### Task to carry out
Check every line for the word "this" and state how many lines have it. Reply with the number alone.
--- Start of Supplied data ---
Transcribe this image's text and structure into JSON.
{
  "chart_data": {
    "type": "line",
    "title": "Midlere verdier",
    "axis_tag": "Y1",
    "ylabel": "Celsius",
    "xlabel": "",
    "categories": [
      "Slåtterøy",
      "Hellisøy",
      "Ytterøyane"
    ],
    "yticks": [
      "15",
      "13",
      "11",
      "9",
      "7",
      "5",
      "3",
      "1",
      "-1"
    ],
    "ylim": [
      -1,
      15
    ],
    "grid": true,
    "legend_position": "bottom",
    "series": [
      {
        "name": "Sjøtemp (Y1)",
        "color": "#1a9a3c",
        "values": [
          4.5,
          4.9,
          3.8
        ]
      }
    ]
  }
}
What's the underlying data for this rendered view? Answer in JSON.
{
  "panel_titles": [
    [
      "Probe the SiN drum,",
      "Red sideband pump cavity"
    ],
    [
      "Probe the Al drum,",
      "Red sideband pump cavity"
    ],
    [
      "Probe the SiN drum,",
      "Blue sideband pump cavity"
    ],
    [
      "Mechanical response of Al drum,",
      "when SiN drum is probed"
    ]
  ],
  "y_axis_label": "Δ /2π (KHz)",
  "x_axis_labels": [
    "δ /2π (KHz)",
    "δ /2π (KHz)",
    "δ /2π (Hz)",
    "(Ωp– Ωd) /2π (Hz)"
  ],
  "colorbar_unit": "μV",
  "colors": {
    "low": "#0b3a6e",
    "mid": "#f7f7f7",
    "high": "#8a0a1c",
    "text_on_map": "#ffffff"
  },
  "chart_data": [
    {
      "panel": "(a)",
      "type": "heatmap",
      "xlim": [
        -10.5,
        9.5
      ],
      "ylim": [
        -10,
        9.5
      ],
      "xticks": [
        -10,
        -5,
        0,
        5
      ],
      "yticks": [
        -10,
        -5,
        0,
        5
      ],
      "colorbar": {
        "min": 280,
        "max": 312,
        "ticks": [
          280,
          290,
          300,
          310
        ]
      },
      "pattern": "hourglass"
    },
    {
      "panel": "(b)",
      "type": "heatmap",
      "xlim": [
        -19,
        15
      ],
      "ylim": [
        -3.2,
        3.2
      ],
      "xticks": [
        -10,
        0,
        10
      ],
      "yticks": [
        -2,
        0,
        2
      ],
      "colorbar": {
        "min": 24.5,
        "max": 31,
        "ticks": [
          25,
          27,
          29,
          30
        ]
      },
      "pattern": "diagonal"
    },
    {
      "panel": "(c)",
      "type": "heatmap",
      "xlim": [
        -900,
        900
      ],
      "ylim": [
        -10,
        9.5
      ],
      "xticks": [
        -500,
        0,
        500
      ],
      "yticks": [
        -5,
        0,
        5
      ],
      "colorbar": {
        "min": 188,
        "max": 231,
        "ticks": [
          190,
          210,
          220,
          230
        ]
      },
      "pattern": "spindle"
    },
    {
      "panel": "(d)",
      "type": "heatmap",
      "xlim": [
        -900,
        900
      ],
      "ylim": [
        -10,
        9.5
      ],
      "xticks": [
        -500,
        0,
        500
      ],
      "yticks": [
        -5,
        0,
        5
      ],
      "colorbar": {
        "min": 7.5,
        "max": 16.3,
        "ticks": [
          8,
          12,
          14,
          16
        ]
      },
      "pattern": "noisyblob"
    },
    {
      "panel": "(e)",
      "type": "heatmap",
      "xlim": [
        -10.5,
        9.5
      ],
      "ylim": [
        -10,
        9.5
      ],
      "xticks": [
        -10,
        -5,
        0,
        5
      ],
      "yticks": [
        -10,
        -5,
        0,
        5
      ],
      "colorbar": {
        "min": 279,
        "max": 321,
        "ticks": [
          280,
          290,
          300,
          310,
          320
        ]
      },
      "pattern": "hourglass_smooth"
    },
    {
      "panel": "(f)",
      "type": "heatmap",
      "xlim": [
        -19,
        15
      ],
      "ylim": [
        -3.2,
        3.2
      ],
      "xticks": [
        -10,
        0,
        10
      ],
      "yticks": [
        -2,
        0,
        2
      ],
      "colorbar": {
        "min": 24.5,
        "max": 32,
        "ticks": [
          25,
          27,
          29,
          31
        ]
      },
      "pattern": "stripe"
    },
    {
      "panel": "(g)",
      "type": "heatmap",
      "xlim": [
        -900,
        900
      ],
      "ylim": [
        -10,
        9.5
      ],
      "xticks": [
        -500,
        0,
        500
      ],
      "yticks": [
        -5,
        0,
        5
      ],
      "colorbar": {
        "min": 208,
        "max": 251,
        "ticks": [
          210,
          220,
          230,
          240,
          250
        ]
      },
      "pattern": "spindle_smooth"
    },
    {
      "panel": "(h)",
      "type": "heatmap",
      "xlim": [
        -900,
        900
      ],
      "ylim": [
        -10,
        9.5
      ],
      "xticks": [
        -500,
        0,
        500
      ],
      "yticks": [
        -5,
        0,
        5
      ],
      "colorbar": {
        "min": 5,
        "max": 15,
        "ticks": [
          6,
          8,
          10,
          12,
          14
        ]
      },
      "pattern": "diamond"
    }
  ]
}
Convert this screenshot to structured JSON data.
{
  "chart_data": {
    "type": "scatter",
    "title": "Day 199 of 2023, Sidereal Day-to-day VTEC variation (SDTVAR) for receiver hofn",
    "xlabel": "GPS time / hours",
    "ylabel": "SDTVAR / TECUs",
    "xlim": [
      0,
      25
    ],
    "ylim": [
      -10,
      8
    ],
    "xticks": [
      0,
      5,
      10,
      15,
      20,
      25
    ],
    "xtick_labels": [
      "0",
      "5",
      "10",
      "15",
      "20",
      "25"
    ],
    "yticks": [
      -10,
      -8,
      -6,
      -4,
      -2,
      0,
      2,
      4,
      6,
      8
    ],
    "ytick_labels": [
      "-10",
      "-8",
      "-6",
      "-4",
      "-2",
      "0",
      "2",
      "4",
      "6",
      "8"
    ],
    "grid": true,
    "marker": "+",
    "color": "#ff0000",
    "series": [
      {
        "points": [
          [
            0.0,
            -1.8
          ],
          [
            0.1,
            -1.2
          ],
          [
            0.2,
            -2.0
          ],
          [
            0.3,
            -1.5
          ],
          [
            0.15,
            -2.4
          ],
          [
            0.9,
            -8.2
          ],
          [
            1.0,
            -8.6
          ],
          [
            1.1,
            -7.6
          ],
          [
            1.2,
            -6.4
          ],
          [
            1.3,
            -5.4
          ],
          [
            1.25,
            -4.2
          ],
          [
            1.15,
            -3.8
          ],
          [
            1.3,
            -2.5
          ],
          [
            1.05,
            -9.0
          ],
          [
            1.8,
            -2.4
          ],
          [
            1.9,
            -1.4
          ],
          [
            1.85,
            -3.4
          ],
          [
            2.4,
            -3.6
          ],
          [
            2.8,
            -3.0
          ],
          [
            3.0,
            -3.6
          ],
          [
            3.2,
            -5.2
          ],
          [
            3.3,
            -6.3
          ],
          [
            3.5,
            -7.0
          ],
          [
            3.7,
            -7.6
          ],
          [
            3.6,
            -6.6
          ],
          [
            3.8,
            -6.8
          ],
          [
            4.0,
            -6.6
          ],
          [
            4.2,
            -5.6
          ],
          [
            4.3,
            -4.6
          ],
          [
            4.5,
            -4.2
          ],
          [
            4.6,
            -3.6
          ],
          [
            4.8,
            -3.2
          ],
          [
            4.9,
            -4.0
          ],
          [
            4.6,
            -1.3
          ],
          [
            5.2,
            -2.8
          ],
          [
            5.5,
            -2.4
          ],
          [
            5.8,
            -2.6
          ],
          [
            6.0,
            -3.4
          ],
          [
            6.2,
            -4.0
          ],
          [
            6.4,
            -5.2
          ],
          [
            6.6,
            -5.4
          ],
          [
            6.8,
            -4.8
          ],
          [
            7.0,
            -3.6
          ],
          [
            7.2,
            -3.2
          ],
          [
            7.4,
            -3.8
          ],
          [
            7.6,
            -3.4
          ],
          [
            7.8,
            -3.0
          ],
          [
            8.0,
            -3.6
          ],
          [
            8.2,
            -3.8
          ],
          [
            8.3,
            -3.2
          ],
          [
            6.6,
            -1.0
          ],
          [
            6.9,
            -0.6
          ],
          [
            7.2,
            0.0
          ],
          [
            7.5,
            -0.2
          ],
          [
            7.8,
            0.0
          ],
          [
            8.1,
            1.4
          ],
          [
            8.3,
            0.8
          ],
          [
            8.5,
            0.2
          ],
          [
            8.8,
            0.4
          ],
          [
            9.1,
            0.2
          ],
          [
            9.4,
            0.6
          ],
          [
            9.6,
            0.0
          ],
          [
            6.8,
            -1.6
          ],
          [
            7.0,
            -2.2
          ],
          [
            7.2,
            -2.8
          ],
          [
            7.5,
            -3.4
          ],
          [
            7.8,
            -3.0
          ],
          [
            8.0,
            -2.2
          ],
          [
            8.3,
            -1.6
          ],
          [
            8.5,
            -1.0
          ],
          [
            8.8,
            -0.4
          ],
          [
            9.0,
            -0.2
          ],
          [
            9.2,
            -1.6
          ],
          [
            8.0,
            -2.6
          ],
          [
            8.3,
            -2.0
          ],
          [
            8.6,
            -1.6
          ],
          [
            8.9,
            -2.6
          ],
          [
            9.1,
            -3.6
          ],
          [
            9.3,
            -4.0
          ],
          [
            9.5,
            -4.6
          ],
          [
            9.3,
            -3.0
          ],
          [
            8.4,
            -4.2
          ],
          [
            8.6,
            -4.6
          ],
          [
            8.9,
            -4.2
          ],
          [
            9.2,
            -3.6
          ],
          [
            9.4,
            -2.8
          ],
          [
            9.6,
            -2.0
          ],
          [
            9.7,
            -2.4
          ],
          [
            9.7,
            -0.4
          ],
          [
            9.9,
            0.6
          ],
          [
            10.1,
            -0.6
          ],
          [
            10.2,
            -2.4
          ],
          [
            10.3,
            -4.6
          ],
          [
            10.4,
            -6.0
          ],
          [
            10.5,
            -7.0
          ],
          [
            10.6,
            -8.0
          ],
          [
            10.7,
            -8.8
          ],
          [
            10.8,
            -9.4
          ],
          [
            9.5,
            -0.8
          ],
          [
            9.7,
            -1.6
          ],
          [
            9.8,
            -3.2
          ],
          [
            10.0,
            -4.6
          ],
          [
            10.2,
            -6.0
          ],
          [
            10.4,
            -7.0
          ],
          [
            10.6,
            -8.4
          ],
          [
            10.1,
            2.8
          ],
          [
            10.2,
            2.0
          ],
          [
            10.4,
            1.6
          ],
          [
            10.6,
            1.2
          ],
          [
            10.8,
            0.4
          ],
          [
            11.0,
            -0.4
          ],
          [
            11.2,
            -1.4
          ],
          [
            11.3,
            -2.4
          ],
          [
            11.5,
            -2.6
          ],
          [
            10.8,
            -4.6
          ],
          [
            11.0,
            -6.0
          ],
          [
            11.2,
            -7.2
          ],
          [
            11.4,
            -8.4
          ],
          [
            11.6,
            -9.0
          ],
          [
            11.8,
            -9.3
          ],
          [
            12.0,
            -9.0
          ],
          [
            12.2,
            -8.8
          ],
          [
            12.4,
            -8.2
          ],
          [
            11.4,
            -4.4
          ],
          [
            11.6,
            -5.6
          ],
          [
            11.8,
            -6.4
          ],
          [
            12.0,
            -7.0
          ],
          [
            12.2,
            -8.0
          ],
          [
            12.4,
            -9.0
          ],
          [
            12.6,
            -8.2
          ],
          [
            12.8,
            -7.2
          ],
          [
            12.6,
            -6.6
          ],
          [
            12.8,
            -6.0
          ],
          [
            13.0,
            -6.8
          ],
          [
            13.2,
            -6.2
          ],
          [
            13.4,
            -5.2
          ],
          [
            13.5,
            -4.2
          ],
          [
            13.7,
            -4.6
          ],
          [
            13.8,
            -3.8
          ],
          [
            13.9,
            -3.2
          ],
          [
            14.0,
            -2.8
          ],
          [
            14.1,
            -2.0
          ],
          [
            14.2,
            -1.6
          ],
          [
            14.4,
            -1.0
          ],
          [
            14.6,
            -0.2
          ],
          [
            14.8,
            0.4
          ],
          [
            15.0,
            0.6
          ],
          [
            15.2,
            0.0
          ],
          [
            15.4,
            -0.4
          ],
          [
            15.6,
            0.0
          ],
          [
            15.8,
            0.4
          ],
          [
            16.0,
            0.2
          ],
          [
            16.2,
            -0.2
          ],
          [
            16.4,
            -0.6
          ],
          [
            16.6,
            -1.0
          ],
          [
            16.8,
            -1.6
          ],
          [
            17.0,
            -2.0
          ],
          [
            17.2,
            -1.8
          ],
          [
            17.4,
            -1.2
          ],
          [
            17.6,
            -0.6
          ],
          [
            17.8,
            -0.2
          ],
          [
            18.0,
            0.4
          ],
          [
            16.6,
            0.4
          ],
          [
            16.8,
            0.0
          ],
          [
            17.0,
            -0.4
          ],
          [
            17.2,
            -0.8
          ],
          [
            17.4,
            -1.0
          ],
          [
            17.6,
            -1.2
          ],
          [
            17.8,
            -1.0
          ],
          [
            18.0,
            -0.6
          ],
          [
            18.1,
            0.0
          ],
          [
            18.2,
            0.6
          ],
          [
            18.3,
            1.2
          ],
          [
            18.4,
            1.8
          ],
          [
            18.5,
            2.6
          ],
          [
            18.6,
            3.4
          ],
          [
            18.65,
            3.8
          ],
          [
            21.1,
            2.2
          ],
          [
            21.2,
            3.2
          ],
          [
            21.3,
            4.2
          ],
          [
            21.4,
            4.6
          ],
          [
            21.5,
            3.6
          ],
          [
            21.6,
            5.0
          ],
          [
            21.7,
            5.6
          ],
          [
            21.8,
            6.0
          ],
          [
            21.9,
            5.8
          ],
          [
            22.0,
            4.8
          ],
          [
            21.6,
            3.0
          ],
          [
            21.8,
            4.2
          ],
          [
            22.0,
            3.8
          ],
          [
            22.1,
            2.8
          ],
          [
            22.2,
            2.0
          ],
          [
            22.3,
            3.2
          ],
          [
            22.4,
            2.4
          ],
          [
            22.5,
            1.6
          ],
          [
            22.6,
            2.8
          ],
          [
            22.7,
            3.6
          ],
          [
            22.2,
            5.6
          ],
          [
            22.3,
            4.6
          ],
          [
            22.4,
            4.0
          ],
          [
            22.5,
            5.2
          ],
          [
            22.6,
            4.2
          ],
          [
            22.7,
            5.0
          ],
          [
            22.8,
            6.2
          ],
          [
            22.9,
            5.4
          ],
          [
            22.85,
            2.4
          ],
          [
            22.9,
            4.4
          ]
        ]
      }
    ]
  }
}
--- End of Supplied data ---
### Solution
3